[Data entries]
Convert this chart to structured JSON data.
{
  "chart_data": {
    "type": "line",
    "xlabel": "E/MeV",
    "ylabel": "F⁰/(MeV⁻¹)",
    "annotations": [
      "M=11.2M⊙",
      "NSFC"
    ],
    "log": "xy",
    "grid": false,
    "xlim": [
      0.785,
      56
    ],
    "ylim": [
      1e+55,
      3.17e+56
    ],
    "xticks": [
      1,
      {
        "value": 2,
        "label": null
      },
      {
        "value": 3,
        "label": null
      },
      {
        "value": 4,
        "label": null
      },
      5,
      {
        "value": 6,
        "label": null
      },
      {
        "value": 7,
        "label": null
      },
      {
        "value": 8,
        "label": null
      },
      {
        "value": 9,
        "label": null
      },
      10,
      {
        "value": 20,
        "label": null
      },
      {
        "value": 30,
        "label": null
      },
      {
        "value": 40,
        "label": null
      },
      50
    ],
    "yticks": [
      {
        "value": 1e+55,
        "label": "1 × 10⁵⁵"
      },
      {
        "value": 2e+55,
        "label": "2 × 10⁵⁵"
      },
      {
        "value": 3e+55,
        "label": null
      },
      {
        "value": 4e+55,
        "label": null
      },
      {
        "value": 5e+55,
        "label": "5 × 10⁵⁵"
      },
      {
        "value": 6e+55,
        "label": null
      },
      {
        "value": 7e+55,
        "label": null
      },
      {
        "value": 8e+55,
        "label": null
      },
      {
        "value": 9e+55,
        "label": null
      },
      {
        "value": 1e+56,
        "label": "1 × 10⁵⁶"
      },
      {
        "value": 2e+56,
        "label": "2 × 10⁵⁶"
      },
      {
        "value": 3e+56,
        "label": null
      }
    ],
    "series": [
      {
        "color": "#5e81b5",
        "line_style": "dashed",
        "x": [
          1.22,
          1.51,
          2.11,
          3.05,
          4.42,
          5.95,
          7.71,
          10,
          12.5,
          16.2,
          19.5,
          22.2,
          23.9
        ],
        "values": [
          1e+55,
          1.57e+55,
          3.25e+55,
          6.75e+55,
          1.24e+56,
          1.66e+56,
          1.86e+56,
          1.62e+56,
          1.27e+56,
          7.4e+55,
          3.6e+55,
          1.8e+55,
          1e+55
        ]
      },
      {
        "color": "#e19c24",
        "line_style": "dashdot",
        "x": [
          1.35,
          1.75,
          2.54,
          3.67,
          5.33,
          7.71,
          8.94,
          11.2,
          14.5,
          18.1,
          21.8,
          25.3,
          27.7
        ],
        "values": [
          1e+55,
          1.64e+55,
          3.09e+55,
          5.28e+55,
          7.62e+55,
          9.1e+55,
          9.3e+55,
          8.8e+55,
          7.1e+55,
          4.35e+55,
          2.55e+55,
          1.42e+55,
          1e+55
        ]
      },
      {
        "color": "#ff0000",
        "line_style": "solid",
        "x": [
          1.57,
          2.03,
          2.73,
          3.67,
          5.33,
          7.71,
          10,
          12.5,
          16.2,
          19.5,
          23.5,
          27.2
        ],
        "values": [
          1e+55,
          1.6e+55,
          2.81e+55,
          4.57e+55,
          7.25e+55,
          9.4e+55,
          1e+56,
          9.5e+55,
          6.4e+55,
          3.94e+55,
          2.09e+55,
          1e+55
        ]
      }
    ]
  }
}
* * *
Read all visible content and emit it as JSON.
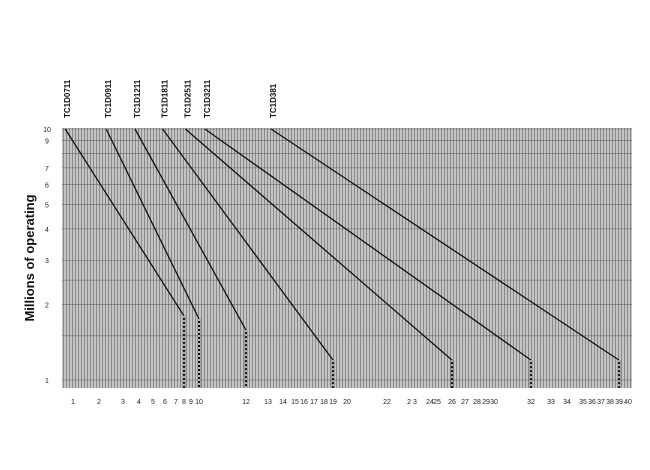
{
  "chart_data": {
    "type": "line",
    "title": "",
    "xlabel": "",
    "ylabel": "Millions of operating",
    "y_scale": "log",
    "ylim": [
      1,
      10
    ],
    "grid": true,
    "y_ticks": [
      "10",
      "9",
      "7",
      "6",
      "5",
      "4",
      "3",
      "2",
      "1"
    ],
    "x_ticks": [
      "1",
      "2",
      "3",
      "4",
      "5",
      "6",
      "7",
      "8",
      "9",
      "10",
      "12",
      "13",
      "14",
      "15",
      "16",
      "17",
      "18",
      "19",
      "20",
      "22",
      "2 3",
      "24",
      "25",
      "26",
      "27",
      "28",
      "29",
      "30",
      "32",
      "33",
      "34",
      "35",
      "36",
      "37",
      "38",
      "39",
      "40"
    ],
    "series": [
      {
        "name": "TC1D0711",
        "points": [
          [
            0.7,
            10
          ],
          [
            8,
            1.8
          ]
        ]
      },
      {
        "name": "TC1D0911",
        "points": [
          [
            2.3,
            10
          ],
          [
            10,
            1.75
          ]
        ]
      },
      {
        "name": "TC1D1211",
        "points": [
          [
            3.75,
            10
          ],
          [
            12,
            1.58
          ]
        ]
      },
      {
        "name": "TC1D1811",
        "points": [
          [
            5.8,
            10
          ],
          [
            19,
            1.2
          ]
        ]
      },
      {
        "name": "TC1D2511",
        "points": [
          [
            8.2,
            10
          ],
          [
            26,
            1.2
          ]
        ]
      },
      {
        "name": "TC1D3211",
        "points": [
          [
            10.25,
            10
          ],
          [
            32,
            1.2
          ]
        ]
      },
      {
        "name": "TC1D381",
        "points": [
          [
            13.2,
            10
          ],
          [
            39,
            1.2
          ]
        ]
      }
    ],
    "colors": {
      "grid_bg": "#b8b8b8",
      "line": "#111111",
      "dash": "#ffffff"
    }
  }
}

Your objective: From the listing above, copy all lines holding the word "name".

Exercise response:
        "name": "TC1D0711",
        "name": "TC1D0911",
        "name": "TC1D1211",
        "name": "TC1D1811",
        "name": "TC1D2511",
        "name": "TC1D3211",
        "name": "TC1D381",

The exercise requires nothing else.